▸ **EXERCISE PROMPT**
Search the material below for the word "сведений" and copy every line in which it occurs.
# Start of SUPPLIED INFORMATION
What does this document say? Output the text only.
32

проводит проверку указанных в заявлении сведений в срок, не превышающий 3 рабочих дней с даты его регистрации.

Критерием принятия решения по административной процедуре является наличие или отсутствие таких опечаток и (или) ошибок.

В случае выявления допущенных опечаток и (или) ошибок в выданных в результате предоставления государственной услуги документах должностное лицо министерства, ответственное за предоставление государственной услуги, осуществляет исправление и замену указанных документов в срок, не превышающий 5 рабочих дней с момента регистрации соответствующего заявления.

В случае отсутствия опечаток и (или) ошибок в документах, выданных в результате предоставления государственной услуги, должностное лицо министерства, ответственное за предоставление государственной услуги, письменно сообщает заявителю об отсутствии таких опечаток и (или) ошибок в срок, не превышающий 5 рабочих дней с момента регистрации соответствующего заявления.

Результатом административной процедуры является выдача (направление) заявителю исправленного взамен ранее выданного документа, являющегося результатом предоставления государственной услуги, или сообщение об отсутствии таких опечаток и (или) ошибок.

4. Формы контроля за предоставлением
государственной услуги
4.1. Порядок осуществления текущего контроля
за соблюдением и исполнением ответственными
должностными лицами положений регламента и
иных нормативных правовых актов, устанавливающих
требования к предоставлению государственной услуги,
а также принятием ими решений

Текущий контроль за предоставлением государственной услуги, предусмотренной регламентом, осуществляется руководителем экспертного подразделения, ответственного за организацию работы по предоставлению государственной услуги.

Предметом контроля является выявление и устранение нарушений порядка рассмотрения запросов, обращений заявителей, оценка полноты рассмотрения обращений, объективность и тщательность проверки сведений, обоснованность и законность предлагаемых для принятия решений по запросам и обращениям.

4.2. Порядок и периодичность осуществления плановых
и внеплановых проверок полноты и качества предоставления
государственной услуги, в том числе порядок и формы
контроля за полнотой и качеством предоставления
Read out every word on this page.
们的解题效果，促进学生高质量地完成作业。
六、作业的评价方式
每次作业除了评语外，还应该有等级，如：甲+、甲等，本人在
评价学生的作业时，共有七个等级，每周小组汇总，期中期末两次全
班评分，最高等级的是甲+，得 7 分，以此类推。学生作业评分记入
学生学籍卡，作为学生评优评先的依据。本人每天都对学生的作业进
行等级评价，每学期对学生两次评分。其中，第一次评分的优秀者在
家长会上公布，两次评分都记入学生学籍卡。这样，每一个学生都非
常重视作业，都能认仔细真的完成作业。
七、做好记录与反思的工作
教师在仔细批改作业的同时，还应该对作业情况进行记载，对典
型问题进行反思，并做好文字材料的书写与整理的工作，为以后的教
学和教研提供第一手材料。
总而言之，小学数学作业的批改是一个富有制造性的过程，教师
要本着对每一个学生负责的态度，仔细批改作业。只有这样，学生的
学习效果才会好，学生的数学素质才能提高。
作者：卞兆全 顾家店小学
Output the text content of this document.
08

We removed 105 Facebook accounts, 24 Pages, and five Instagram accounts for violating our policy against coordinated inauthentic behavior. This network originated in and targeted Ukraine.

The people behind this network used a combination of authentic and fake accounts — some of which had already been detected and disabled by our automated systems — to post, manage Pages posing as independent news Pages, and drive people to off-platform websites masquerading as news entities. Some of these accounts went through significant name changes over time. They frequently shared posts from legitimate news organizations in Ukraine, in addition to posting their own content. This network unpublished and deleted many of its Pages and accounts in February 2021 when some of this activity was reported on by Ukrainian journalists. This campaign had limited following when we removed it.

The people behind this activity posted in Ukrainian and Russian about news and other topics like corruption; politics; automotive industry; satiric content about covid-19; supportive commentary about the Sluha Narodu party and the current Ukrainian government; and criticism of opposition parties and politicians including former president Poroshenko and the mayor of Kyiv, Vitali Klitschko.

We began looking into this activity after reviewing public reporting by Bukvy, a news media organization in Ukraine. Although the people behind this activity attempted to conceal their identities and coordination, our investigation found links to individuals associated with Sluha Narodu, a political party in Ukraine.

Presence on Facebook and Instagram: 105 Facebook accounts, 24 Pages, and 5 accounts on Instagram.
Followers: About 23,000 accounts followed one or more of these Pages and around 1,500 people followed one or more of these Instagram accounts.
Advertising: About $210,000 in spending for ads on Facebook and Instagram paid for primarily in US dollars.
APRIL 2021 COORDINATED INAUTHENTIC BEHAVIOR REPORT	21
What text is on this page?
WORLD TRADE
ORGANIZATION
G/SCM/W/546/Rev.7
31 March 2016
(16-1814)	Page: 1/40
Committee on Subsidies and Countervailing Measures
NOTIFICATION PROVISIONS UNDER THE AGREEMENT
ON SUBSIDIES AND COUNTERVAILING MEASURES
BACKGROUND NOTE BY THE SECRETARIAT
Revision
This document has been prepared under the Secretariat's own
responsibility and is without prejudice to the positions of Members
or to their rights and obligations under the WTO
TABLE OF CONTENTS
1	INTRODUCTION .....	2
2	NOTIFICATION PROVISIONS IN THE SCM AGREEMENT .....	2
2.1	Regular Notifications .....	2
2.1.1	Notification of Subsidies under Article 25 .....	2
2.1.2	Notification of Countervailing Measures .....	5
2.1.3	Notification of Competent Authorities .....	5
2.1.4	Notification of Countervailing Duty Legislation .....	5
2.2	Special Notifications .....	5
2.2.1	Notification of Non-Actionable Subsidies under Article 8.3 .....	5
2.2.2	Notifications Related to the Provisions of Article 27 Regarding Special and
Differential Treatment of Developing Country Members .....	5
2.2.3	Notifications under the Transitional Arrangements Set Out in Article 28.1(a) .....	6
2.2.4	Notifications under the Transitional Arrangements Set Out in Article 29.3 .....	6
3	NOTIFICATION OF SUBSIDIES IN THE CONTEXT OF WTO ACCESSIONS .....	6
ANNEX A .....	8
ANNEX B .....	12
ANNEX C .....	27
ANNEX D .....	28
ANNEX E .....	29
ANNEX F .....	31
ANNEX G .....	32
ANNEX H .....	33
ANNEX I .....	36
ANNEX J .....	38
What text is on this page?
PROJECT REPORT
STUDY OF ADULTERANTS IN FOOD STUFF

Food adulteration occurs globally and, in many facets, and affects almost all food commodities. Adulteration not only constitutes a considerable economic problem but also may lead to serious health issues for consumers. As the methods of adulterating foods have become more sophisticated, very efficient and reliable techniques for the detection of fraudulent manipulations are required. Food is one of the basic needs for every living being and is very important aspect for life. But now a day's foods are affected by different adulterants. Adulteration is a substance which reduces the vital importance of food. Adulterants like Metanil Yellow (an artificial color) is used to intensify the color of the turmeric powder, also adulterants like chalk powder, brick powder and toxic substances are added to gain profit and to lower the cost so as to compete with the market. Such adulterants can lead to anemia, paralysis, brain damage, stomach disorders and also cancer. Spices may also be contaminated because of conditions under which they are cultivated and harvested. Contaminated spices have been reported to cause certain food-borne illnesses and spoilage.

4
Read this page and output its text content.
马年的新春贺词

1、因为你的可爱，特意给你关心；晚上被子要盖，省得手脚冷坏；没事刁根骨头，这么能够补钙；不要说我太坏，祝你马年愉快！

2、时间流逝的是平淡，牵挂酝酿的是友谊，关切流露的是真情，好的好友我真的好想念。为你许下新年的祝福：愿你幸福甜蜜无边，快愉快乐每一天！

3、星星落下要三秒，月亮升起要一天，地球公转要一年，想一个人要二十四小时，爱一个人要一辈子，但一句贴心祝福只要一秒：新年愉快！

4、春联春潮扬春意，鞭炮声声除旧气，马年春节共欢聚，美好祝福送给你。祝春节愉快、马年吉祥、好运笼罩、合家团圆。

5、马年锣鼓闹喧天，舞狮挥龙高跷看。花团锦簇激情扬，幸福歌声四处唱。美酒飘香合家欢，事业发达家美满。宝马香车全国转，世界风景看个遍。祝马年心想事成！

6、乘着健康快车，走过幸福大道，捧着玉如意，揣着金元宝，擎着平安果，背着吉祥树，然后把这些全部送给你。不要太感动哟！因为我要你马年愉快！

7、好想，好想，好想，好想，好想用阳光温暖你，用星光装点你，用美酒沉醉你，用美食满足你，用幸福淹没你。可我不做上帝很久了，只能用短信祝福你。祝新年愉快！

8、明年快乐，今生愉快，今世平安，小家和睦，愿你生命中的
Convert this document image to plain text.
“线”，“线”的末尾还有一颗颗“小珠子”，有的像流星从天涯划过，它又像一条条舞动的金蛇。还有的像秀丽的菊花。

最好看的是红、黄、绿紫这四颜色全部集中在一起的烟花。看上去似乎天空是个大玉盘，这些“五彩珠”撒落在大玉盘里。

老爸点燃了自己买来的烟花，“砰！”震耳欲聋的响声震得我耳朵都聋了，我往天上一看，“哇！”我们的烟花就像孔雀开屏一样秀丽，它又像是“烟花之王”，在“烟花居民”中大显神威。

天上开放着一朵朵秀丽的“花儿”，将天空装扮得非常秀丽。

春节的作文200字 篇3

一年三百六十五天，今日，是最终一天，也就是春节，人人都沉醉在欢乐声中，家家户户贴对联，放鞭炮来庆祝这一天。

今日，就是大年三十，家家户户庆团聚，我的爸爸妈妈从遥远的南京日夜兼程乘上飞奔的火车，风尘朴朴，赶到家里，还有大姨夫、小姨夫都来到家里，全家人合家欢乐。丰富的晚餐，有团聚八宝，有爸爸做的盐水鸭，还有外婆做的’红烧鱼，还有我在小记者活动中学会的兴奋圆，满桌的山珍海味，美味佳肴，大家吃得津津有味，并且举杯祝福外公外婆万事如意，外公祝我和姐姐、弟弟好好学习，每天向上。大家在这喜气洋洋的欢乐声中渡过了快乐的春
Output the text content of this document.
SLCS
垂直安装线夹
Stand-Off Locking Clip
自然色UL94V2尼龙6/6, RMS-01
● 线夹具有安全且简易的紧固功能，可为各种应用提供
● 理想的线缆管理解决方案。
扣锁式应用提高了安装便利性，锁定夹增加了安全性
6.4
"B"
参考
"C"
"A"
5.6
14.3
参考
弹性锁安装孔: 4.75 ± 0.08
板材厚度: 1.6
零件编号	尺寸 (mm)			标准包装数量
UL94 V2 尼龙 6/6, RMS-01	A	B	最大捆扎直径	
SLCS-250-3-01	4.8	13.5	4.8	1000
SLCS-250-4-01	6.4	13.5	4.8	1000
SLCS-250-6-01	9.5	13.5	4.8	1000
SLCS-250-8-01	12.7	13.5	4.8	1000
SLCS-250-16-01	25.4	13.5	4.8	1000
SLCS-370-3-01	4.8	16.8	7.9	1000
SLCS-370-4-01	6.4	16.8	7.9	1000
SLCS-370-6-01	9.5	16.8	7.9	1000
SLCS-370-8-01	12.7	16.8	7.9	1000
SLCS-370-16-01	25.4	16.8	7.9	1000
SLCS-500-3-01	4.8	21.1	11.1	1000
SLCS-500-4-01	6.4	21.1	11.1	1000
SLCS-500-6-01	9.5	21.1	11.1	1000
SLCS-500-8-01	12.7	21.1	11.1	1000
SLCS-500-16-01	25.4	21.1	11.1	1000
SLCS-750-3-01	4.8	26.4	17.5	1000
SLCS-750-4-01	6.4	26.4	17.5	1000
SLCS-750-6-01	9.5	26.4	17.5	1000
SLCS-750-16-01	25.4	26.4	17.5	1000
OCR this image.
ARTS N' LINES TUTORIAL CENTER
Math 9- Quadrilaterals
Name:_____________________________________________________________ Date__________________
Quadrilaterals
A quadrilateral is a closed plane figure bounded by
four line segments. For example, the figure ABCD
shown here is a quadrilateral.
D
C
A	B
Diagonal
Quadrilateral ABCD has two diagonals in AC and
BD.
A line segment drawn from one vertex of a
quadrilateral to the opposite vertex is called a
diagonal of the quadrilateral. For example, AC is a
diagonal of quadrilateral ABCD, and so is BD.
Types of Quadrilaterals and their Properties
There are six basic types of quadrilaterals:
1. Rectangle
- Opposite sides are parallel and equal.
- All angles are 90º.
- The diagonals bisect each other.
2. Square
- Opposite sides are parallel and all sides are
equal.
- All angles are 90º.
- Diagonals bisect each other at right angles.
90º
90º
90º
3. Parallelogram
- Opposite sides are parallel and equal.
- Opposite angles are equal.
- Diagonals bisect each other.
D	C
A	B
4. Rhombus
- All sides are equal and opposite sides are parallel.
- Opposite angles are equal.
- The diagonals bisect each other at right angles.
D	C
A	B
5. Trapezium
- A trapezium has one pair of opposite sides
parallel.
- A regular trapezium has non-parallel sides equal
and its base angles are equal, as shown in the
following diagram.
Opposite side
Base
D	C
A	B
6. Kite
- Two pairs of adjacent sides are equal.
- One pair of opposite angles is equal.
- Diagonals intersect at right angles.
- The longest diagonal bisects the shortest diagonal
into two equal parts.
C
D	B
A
# End of SUPPLIED INFORMATION
▸ **IN RESPONSE**
проводит проверку указанных в заявлении сведений в срок, не превышающий 3 рабочих дней с даты его регистрации.
Предметом контроля является выявление и устранение нарушений порядка рассмотрения запросов, обращений заявителей, оценка полноты рассмотрения обращений, объективность и тщательность проверки сведений, обоснованность и законность предлагаемых для принятия решений по запросам и обращениям.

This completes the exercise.